____ RECORDS FOR THIS TASK
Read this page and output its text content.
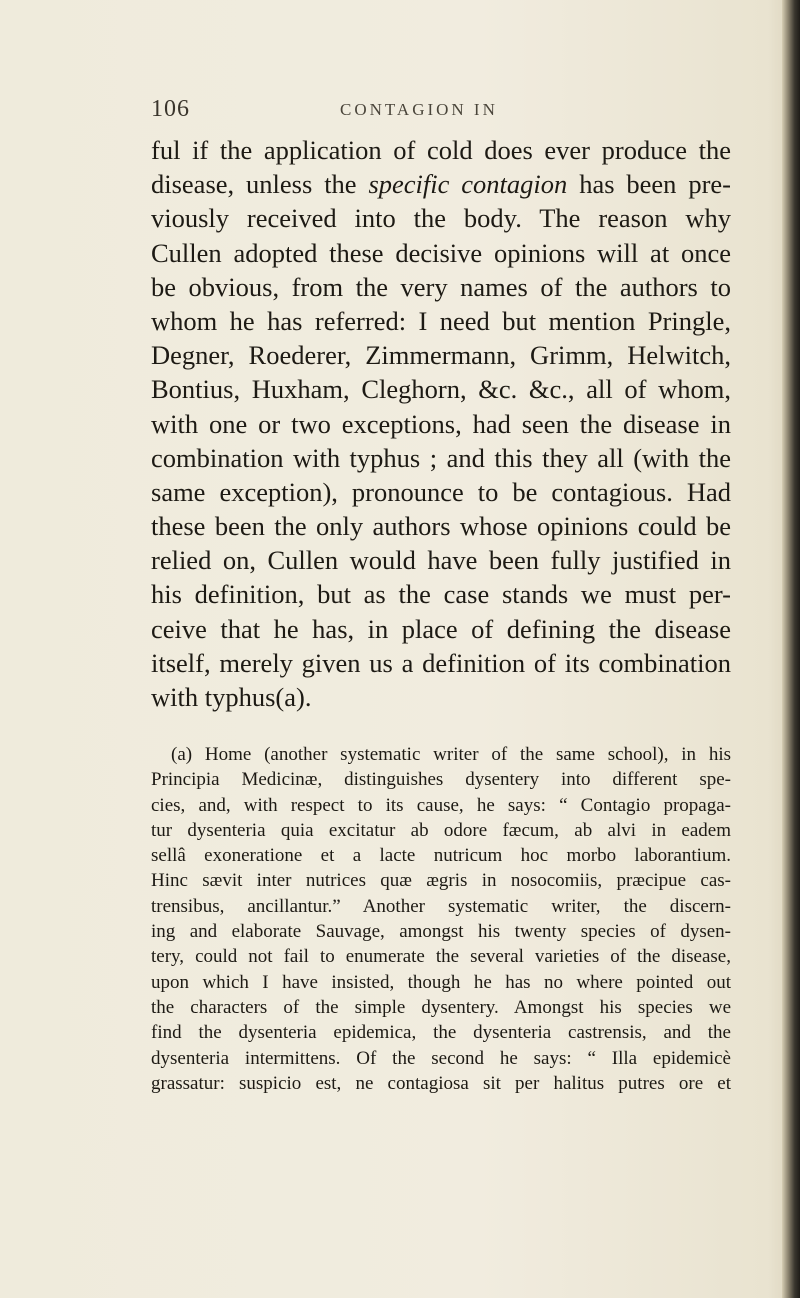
106	CONTAGION IN
ful if the application of cold does ever produce the
disease, unless the specific contagion has been pre-
viously received into the body. The reason why
Cullen adopted these decisive opinions will at once
be obvious, from the very names of the authors to
whom he has referred: I need but mention Pringle,
Degner, Roederer, Zimmermann, Grimm, Helwitch,
Bontius, Huxham, Cleghorn, &c. &c., all of whom,
with one or two exceptions, had seen the disease in
combination with typhus ; and this they all (with the
same exception), pronounce to be contagious. Had
these been the only authors whose opinions could be
relied on, Cullen would have been fully justified in
his definition, but as the case stands we must per-
ceive that he has, in place of defining the disease
itself, merely given us a definition of its combination
with typhus(a).
(a) Home (another systematic writer of the same school), in his
Principia Medicinæ, distinguishes dysentery into different spe-
cies, and, with respect to its cause, he says: “ Contagio propaga-
tur dysenteria quia excitatur ab odore fæcum, ab alvi in eadem
sellâ exoneratione et a lacte nutricum hoc morbo laborantium.
Hinc sævit inter nutrices quæ ægris in nosocomiis, præcipue cas-
trensibus, ancillantur.” Another systematic writer, the discern-
ing and elaborate Sauvage, amongst his twenty species of dysen-
tery, could not fail to enumerate the several varieties of the disease,
upon which I have insisted, though he has no where pointed out
the characters of the simple dysentery. Amongst his species we
find the dysenteria epidemica, the dysenteria castrensis, and the
dysenteria intermittens. Of the second he says: “ Illa epidemicè
grassatur: suspicio est, ne contagiosa sit per halitus putres ore et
________
CHALLENGE. Omit each picture, then return all of the listing exactly as it stands.

RESULT OF THIS EXERCISE.
Read this page and output its text content.
106	CONTAGION IN
ful if the application of cold does ever produce the
disease, unless the specific contagion has been pre-
viously received into the body. The reason why
Cullen adopted these decisive opinions will at once
be obvious, from the very names of the authors to
whom he has referred: I need but mention Pringle,
Degner, Roederer, Zimmermann, Grimm, Helwitch,
Bontius, Huxham, Cleghorn, &c. &c., all of whom,
with one or two exceptions, had seen the disease in
combination with typhus ; and this they all (with the
same exception), pronounce to be contagious. Had
these been the only authors whose opinions could be
relied on, Cullen would have been fully justified in
his definition, but as the case stands we must per-
ceive that he has, in place of defining the disease
itself, merely given us a definition of its combination
with typhus(a).
(a) Home (another systematic writer of the same school), in his
Principia Medicinæ, distinguishes dysentery into different spe-
cies, and, with respect to its cause, he says: “ Contagio propaga-
tur dysenteria quia excitatur ab odore fæcum, ab alvi in eadem
sellâ exoneratione et a lacte nutricum hoc morbo laborantium.
Hinc sævit inter nutrices quæ ægris in nosocomiis, præcipue cas-
trensibus, ancillantur.” Another systematic writer, the discern-
ing and elaborate Sauvage, amongst his twenty species of dysen-
tery, could not fail to enumerate the several varieties of the disease,
upon which I have insisted, though he has no where pointed out
the characters of the simple dysentery. Amongst his species we
find the dysenteria epidemica, the dysenteria castrensis, and the
dysenteria intermittens. Of the second he says: “ Illa epidemicè
grassatur: suspicio est, ne contagiosa sit per halitus putres ore et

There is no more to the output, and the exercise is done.